▶ _Your instructions_: Copy out each line exactly; pictures stay out of the copy.

++++ Stored rows

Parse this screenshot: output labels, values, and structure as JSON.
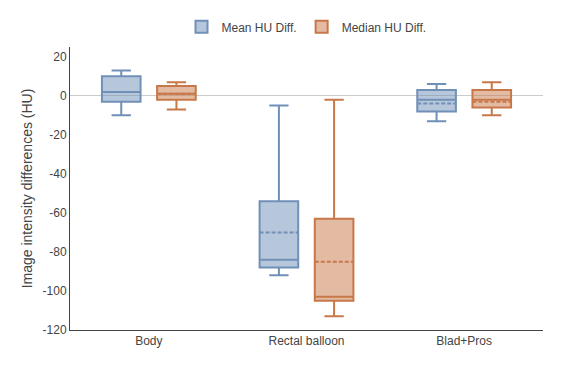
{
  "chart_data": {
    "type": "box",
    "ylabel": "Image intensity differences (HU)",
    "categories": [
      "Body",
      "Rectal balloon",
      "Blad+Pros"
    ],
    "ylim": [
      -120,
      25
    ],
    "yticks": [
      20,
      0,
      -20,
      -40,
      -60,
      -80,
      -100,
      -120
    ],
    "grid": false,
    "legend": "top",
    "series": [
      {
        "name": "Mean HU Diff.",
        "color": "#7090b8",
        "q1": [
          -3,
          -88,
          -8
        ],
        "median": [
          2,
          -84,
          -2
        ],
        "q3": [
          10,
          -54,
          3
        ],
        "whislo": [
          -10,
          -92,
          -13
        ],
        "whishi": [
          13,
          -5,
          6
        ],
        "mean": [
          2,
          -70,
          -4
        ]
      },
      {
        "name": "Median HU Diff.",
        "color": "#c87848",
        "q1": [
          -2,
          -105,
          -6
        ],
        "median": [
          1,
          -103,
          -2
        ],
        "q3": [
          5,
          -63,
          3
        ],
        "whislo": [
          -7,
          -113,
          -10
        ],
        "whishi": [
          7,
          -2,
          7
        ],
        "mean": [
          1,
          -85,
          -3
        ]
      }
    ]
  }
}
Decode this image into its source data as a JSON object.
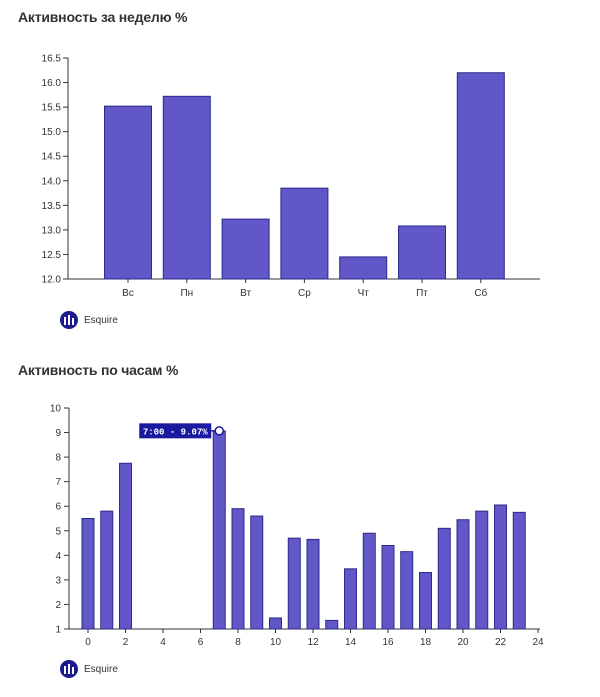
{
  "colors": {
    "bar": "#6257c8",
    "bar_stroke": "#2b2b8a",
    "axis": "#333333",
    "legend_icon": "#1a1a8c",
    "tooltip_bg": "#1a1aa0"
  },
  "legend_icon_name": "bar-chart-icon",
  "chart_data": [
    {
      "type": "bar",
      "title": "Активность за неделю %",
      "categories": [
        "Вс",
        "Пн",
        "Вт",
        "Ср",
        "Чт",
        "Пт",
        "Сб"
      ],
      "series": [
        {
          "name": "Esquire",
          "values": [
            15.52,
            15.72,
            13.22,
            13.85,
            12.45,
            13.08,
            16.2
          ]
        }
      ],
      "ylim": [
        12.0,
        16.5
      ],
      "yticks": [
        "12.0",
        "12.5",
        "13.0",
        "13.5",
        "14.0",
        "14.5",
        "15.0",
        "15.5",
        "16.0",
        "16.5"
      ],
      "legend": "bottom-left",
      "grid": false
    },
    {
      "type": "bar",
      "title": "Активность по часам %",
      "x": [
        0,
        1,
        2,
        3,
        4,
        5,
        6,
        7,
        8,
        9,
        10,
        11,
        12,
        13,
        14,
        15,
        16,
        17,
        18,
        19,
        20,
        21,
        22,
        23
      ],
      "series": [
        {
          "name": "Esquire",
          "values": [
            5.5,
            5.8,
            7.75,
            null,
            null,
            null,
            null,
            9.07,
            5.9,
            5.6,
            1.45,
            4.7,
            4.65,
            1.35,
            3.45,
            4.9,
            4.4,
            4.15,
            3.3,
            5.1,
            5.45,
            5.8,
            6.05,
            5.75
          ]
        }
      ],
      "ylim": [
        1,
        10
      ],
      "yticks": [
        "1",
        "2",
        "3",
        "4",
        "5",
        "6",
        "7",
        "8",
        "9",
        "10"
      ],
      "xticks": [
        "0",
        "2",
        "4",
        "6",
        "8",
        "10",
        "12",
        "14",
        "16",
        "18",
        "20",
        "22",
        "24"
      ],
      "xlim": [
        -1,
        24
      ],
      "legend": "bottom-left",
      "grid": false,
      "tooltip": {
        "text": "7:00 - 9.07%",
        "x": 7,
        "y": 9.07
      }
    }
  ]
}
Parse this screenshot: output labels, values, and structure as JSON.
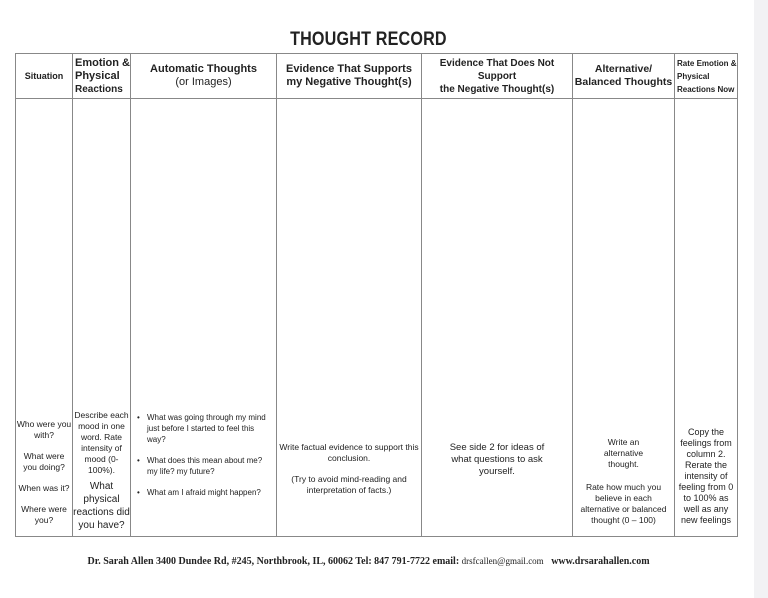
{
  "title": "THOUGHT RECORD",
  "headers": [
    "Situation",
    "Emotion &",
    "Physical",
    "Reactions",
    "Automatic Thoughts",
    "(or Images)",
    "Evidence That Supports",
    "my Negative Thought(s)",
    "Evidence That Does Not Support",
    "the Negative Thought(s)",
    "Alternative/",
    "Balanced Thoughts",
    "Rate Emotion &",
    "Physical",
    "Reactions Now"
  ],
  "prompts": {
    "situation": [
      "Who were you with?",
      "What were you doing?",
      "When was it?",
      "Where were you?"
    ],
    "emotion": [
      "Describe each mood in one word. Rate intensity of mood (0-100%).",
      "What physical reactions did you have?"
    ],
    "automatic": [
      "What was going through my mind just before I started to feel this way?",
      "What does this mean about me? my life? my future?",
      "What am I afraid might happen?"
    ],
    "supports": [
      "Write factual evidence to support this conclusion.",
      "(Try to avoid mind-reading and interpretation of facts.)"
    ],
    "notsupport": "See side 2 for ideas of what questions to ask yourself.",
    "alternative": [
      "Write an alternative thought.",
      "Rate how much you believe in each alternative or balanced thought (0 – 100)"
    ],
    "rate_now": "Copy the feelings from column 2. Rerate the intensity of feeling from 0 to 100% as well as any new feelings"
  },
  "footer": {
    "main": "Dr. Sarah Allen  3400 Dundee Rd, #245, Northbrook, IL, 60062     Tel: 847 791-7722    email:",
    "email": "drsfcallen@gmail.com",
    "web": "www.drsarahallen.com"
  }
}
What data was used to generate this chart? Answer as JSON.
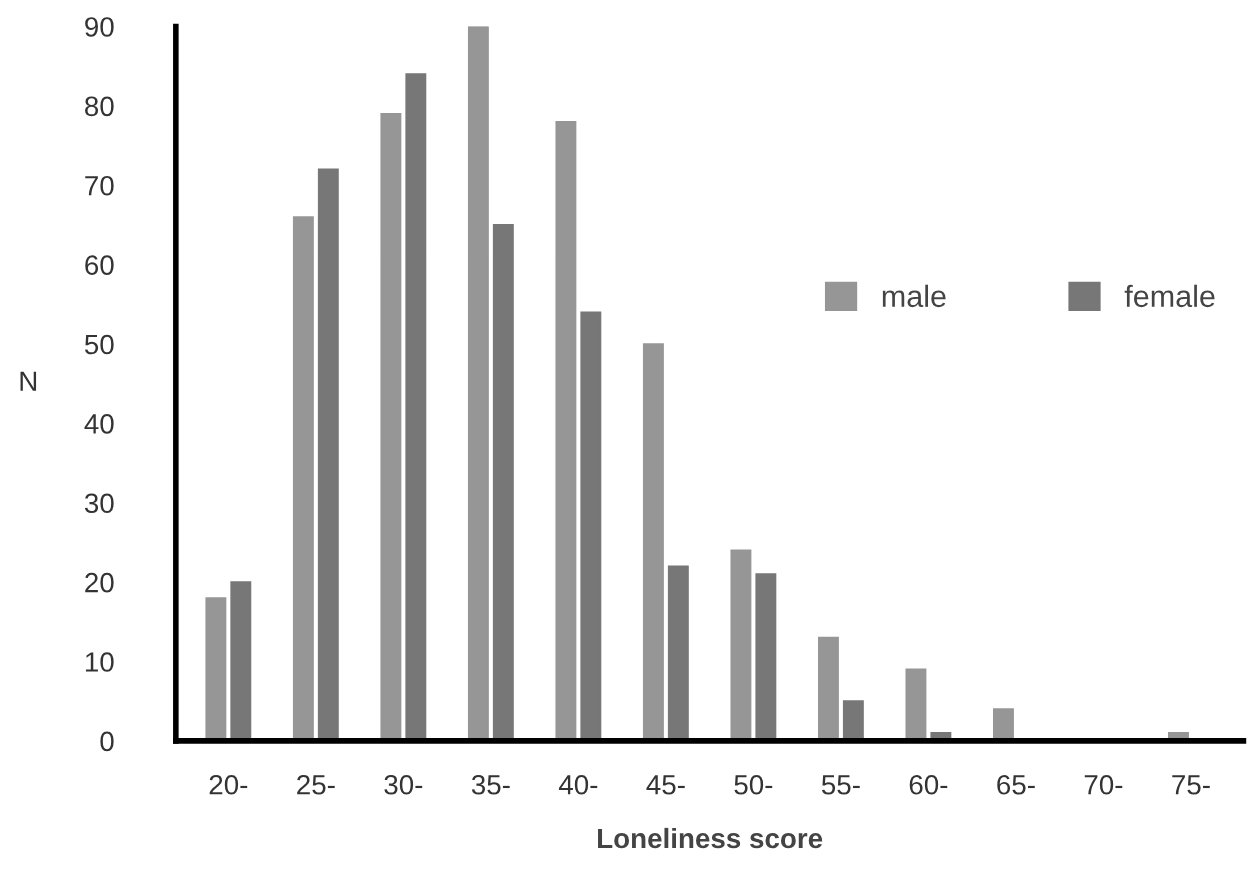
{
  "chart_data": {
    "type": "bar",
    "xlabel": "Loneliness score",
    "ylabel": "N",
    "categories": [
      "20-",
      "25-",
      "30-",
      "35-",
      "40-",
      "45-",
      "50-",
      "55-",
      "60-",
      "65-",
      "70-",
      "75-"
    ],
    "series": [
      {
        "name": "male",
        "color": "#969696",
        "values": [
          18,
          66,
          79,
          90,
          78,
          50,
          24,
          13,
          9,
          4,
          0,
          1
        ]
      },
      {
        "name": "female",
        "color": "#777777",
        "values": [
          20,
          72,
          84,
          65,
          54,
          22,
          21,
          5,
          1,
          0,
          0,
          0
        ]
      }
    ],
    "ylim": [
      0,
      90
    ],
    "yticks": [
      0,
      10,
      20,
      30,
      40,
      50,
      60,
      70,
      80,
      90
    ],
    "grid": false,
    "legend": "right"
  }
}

++++++++

▶ _Task response_:
Parse this screenshot: output labels, values, and structure as JSON.
{
  "chart_data": {
    "type": "box",
    "ylabel": "Image intensity differences (HU)",
    "categories": [
      "Body",
      "Rectal balloon",
      "Blad+Pros"
    ],
    "ylim": [
      -120,
      25
    ],
    "yticks": [
      20,
      0,
      -20,
      -40,
      -60,
      -80,
      -100,
      -120
    ],
    "grid": false,
    "legend": "top",
    "series": [
      {
        "name": "Mean HU Diff.",
        "color": "#7090b8",
        "q1": [
          -3,
          -88,
          -8
        ],
        "median": [
          2,
          -84,
          -2
        ],
        "q3": [
          10,
          -54,
          3
        ],
        "whislo": [
          -10,
          -92,
          -13
        ],
        "whishi": [
          13,
          -5,
          6
        ],
        "mean": [
          2,
          -70,
          -4
        ]
      },
      {
        "name": "Median HU Diff.",
        "color": "#c87848",
        "q1": [
          -2,
          -105,
          -6
        ],
        "median": [
          1,
          -103,
          -2
        ],
        "q3": [
          5,
          -63,
          3
        ],
        "whislo": [
          -7,
          -113,
          -10
        ],
        "whishi": [
          7,
          -2,
          7
        ],
        "mean": [
          1,
          -85,
          -3
        ]
      }
    ]
  }
}
Decode this image into its source data as a JSON object.
{
  "colors": {
    "bar": "#6257c8",
    "bar_stroke": "#2b2b8a",
    "axis": "#333333",
    "legend_icon": "#1a1a8c",
    "tooltip_bg": "#1a1aa0"
  },
  "legend_icon_name": "bar-chart-icon",
  "chart_data": [
    {
      "type": "bar",
      "title": "Активность за неделю %",
      "categories": [
        "Вс",
        "Пн",
        "Вт",
        "Ср",
        "Чт",
        "Пт",
        "Сб"
      ],
      "series": [
        {
          "name": "Esquire",
          "values": [
            15.52,
            15.72,
            13.22,
            13.85,
            12.45,
            13.08,
            16.2
          ]
        }
      ],
      "ylim": [
        12.0,
        16.5
      ],
      "yticks": [
        "12.0",
        "12.5",
        "13.0",
        "13.5",
        "14.0",
        "14.5",
        "15.0",
        "15.5",
        "16.0",
        "16.5"
      ],
      "legend": "bottom-left",
      "grid": false
    },
    {
      "type": "bar",
      "title": "Активность по часам %",
      "x": [
        0,
        1,
        2,
        3,
        4,
        5,
        6,
        7,
        8,
        9,
        10,
        11,
        12,
        13,
        14,
        15,
        16,
        17,
        18,
        19,
        20,
        21,
        22,
        23
      ],
      "series": [
        {
          "name": "Esquire",
          "values": [
            5.5,
            5.8,
            7.75,
            null,
            null,
            null,
            null,
            9.07,
            5.9,
            5.6,
            1.45,
            4.7,
            4.65,
            1.35,
            3.45,
            4.9,
            4.4,
            4.15,
            3.3,
            5.1,
            5.45,
            5.8,
            6.05,
            5.75
          ]
        }
      ],
      "ylim": [
        1,
        10
      ],
      "yticks": [
        "1",
        "2",
        "3",
        "4",
        "5",
        "6",
        "7",
        "8",
        "9",
        "10"
      ],
      "xticks": [
        "0",
        "2",
        "4",
        "6",
        "8",
        "10",
        "12",
        "14",
        "16",
        "18",
        "20",
        "22",
        "24"
      ],
      "xlim": [
        -1,
        24
      ],
      "legend": "bottom-left",
      "grid": false,
      "tooltip": {
        "text": "7:00 - 9.07%",
        "x": 7,
        "y": 9.07
      }
    }
  ]
}
Parse this screenshot: output labels, values, and structure as JSON.
{
  "title": "THOUGHT RECORD",
  "headers": [
    "Situation",
    "Emotion &",
    "Physical",
    "Reactions",
    "Automatic Thoughts",
    "(or Images)",
    "Evidence That Supports",
    "my Negative Thought(s)",
    "Evidence That Does Not Support",
    "the Negative Thought(s)",
    "Alternative/",
    "Balanced Thoughts",
    "Rate Emotion &",
    "Physical",
    "Reactions Now"
  ],
  "prompts": {
    "situation": [
      "Who were you with?",
      "What were you doing?",
      "When was it?",
      "Where were you?"
    ],
    "emotion": [
      "Describe each mood in one word. Rate intensity of mood (0-100%).",
      "What physical reactions did you have?"
    ],
    "automatic": [
      "What was going through my mind just before I started to feel this way?",
      "What does this mean about me? my life? my future?",
      "What am I afraid might happen?"
    ],
    "supports": [
      "Write factual evidence to support this conclusion.",
      "(Try to avoid mind-reading and interpretation of facts.)"
    ],
    "notsupport": "See side 2 for ideas of what questions to ask yourself.",
    "alternative": [
      "Write an alternative thought.",
      "Rate how much you believe in each alternative or balanced thought (0 – 100)"
    ],
    "rate_now": "Copy the feelings from column 2. Rerate the intensity of feeling from 0 to 100% as well as any new feelings"
  },
  "footer": {
    "main": "Dr. Sarah Allen  3400 Dundee Rd, #245, Northbrook, IL, 60062     Tel: 847 791-7722    email:",
    "email": "drsfcallen@gmail.com",
    "web": "www.drsarahallen.com"
  }
}
What data was used to generate this chart? Answer as JSON.
{
  "chart_data": {
    "type": "bar",
    "xlabel": "Loneliness score",
    "ylabel": "N",
    "categories": [
      "20-",
      "25-",
      "30-",
      "35-",
      "40-",
      "45-",
      "50-",
      "55-",
      "60-",
      "65-",
      "70-",
      "75-"
    ],
    "series": [
      {
        "name": "male",
        "color": "#969696",
        "values": [
          18,
          66,
          79,
          90,
          78,
          50,
          24,
          13,
          9,
          4,
          0,
          1
        ]
      },
      {
        "name": "female",
        "color": "#777777",
        "values": [
          20,
          72,
          84,
          65,
          54,
          22,
          21,
          5,
          1,
          0,
          0,
          0
        ]
      }
    ],
    "ylim": [
      0,
      90
    ],
    "yticks": [
      0,
      10,
      20,
      30,
      40,
      50,
      60,
      70,
      80,
      90
    ],
    "grid": false,
    "legend": "right"
  }
}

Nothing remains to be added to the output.